- The problem: From the line that holds "Parse this screenshot: output" down to the last line of the listing below, reproduce each line exactly and nothing more, omitting pictures.

* * * * *

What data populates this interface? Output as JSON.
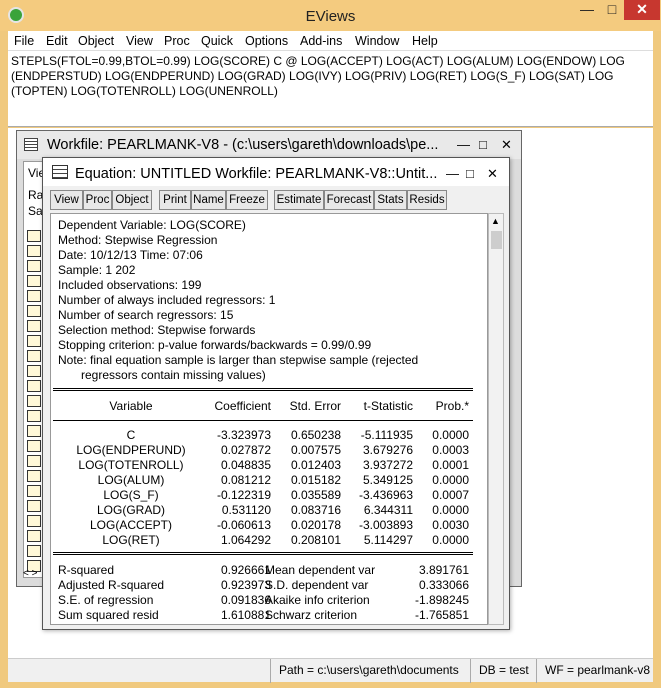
{
  "app": {
    "title": "EViews",
    "menu": [
      "File",
      "Edit",
      "Object",
      "View",
      "Proc",
      "Quick",
      "Options",
      "Add-ins",
      "Window",
      "Help"
    ],
    "command": "STEPLS(FTOL=0.99,BTOL=0.99) LOG(SCORE) C @ LOG(ACCEPT) LOG(ACT) LOG(ALUM) LOG(ENDOW) LOG (ENDPERSTUD) LOG(ENDPERUND) LOG(GRAD) LOG(IVY) LOG(PRIV) LOG(RET) LOG(S_F) LOG(SAT) LOG (TOPTEN) LOG(TOTENROLL) LOG(UNENROLL)"
  },
  "status": {
    "path": "Path = c:\\users\\gareth\\documents",
    "db": "DB = test",
    "wf": "WF = pearlmank-v8"
  },
  "workfile": {
    "title": "Workfile: PEARLMANK-V8 - (c:\\users\\gareth\\downloads\\pe...",
    "left_labels": [
      "Vie",
      "Ra",
      "Sa"
    ]
  },
  "equation": {
    "title": "Equation: UNTITLED   Workfile: PEARLMANK-V8::Untit...",
    "toolbar": [
      "View",
      "Proc",
      "Object",
      "Print",
      "Name",
      "Freeze",
      "Estimate",
      "Forecast",
      "Stats",
      "Resids"
    ],
    "header": [
      "Dependent Variable: LOG(SCORE)",
      "Method: Stepwise Regression",
      "Date: 10/12/13   Time: 07:06",
      "Sample: 1 202",
      "Included observations: 199",
      "Number of always included regressors: 1",
      "Number of search regressors: 15",
      "Selection method: Stepwise forwards",
      "Stopping criterion: p-value forwards/backwards = 0.99/0.99",
      "Note: final equation sample is larger than stepwise sample (rejected",
      "      regressors contain missing values)"
    ],
    "columns": [
      "Variable",
      "Coefficient",
      "Std. Error",
      "t-Statistic",
      "Prob.*"
    ],
    "rows": [
      [
        "C",
        "-3.323973",
        "0.650238",
        "-5.111935",
        "0.0000"
      ],
      [
        "LOG(ENDPERUND)",
        "0.027872",
        "0.007575",
        "3.679276",
        "0.0003"
      ],
      [
        "LOG(TOTENROLL)",
        "0.048835",
        "0.012403",
        "3.937272",
        "0.0001"
      ],
      [
        "LOG(ALUM)",
        "0.081212",
        "0.015182",
        "5.349125",
        "0.0000"
      ],
      [
        "LOG(S_F)",
        "-0.122319",
        "0.035589",
        "-3.436963",
        "0.0007"
      ],
      [
        "LOG(GRAD)",
        "0.531120",
        "0.083716",
        "6.344311",
        "0.0000"
      ],
      [
        "LOG(ACCEPT)",
        "-0.060613",
        "0.020178",
        "-3.003893",
        "0.0030"
      ],
      [
        "LOG(RET)",
        "1.064292",
        "0.208101",
        "5.114297",
        "0.0000"
      ]
    ],
    "stats": [
      [
        "R-squared",
        "0.926661",
        "Mean dependent var",
        "3.891761"
      ],
      [
        "Adjusted R-squared",
        "0.923973",
        "S.D. dependent var",
        "0.333066"
      ],
      [
        "S.E. of regression",
        "0.091836",
        "Akaike info criterion",
        "-1.898245"
      ],
      [
        "Sum squared resid",
        "1.610881",
        "Schwarz criterion",
        "-1.765851"
      ]
    ]
  }
}
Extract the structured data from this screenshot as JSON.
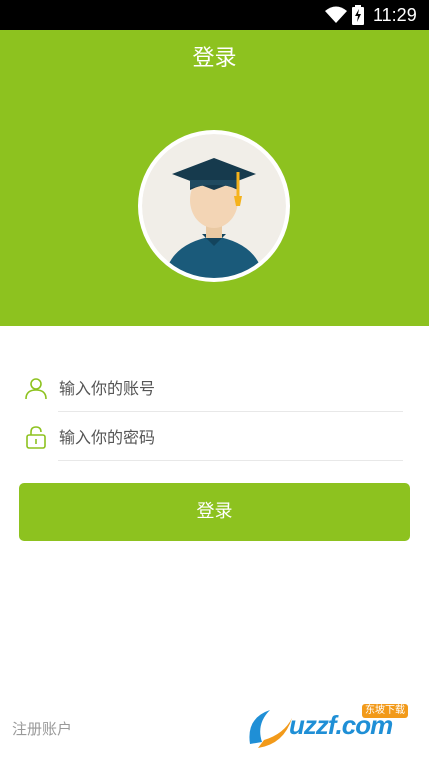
{
  "status_bar": {
    "time": "11:29"
  },
  "header": {
    "title": "登录"
  },
  "form": {
    "account_placeholder": "输入你的账号",
    "password_placeholder": "输入你的密码",
    "login_label": "登录"
  },
  "footer": {
    "register_label": "注册账户"
  },
  "watermark": {
    "brand": "uzzf.com",
    "tag": "东坡下载"
  },
  "icons": {
    "wifi": "wifi-icon",
    "battery": "battery-charging-icon",
    "avatar": "graduate-avatar",
    "user": "user-icon",
    "lock": "lock-icon"
  },
  "colors": {
    "accent": "#8dc21f",
    "status_bar": "#000000",
    "avatar_shirt": "#1a5a7a",
    "tassel": "#f5b21b"
  }
}
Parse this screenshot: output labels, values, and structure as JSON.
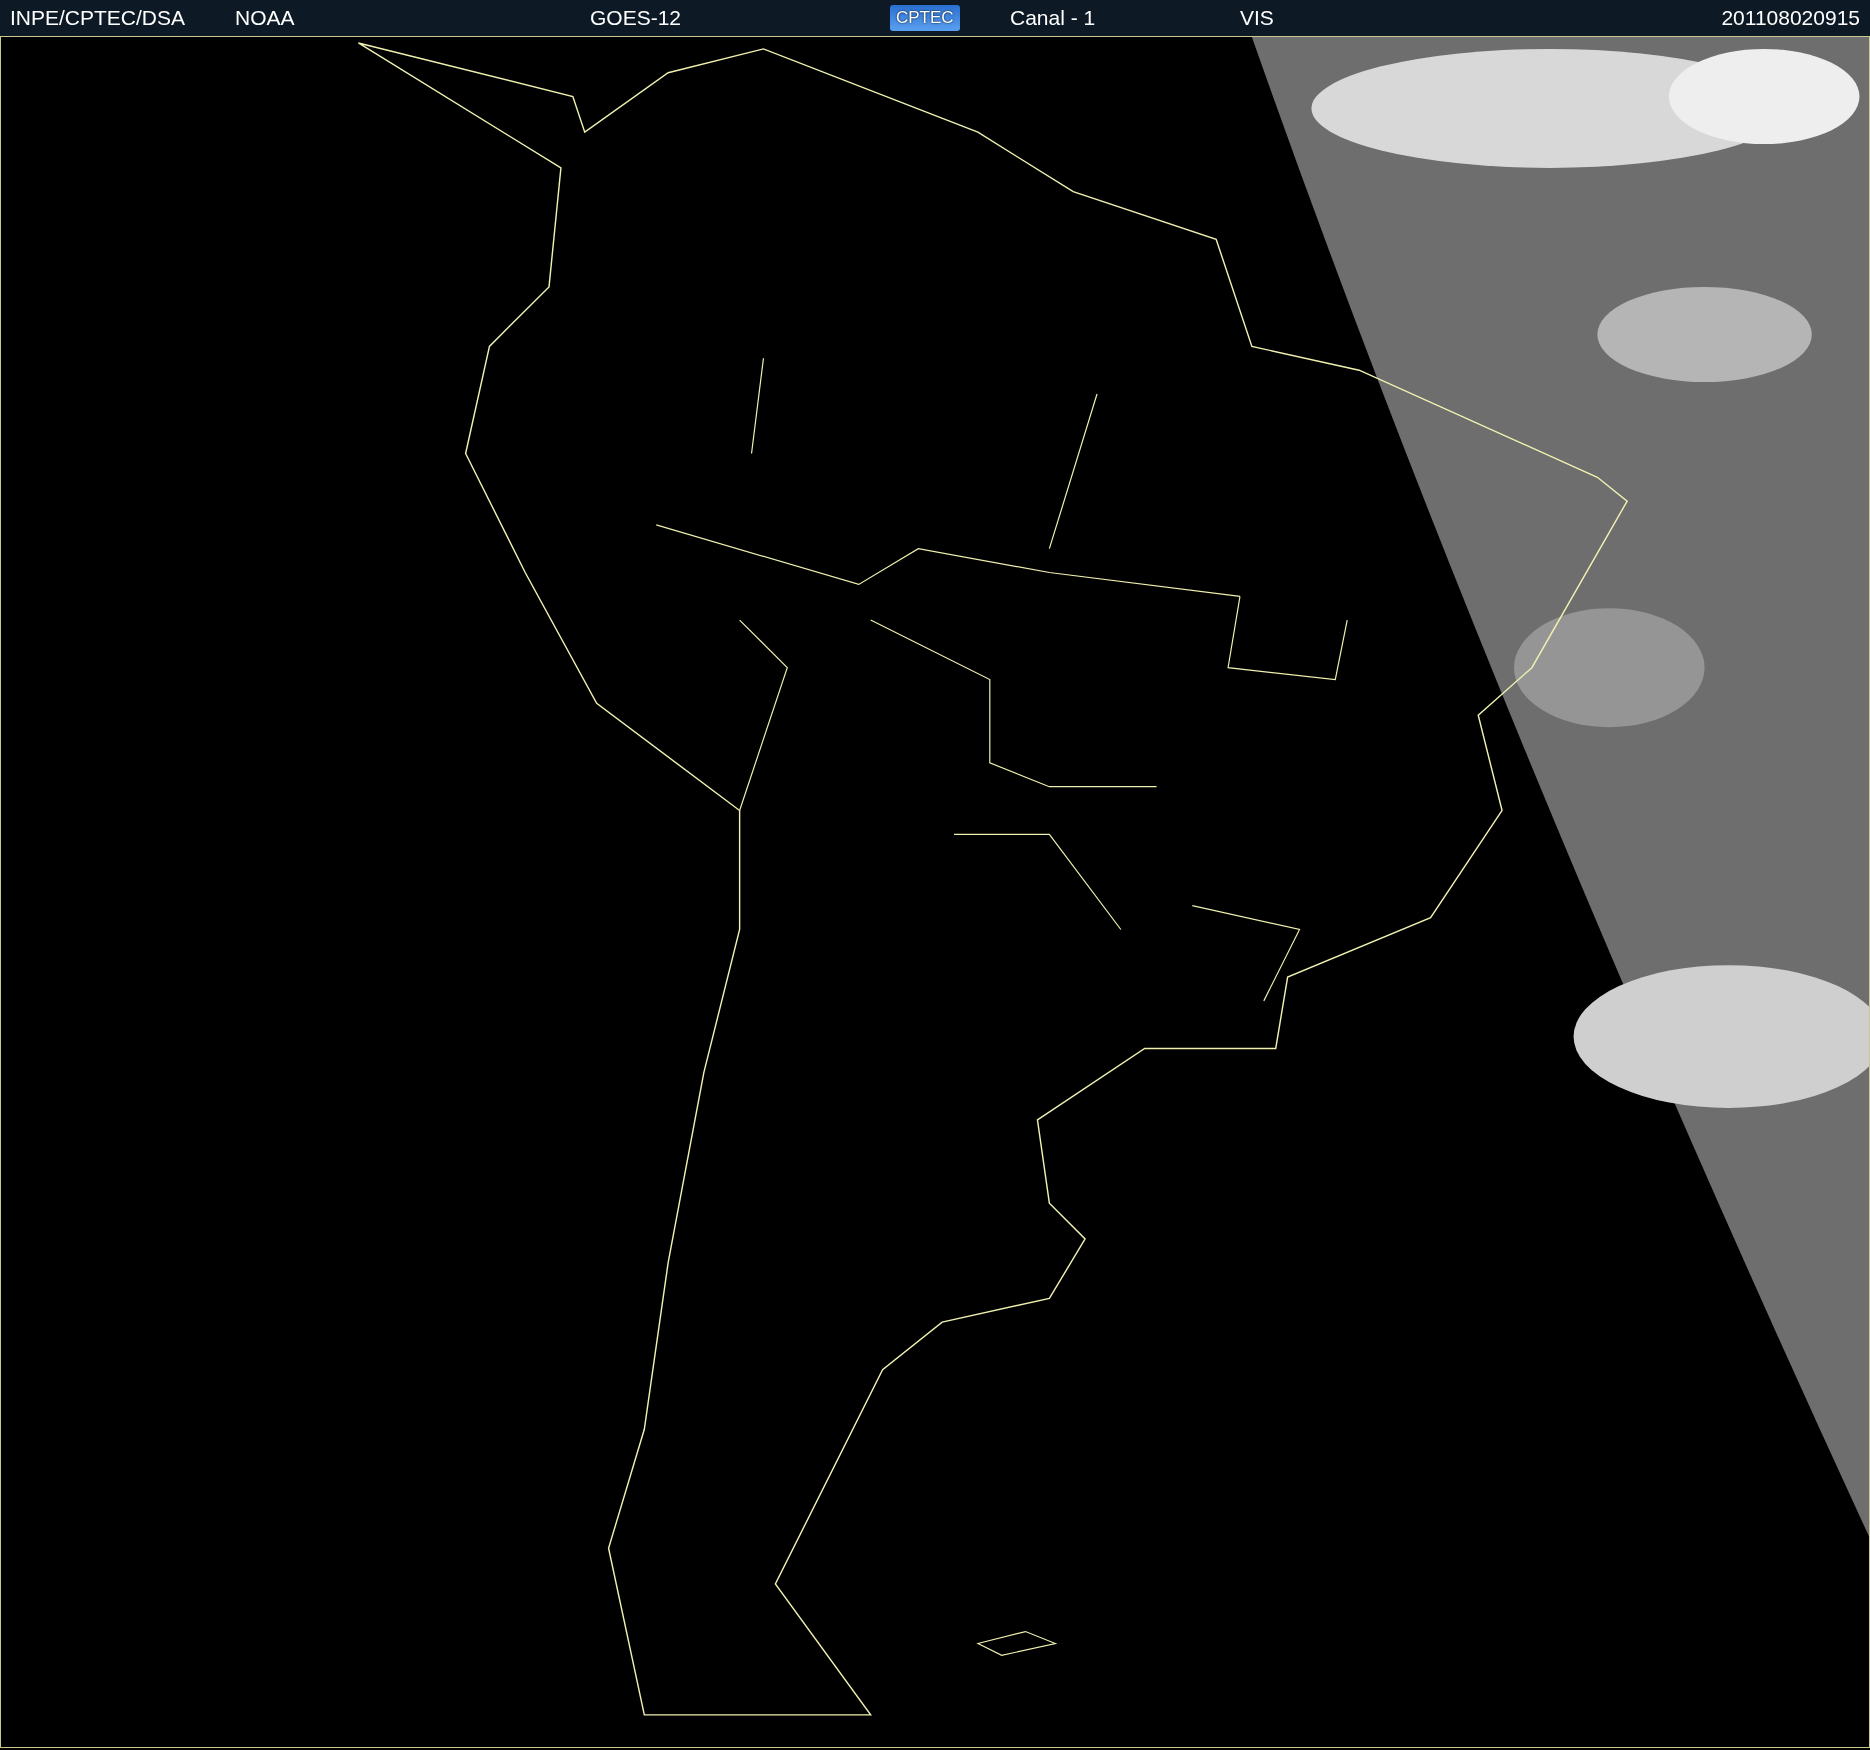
{
  "header": {
    "items": [
      {
        "kind": "text",
        "label": "INPE/CPTEC/DSA"
      },
      {
        "kind": "text",
        "label": "NOAA"
      },
      {
        "kind": "text",
        "label": "GOES-12"
      },
      {
        "kind": "logo",
        "label": "CPTEC"
      },
      {
        "kind": "text",
        "label": "Canal - 1"
      },
      {
        "kind": "text",
        "label": "VIS"
      },
      {
        "kind": "text",
        "label": "201108020915"
      }
    ]
  }
}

* * * * *

- The response:
Parse this screenshot: output labels, values, and structure as JSON.
{
  "header": {
    "items": [
      {
        "kind": "text",
        "label": "INPE/CPTEC/DSA"
      },
      {
        "kind": "text",
        "label": "NOAA"
      },
      {
        "kind": "text",
        "label": "GOES-12"
      },
      {
        "kind": "logo",
        "label": "CPTEC"
      },
      {
        "kind": "text",
        "label": "Canal - 1"
      },
      {
        "kind": "text",
        "label": "VIS"
      },
      {
        "kind": "text",
        "label": "201108020915"
      }
    ]
  }
}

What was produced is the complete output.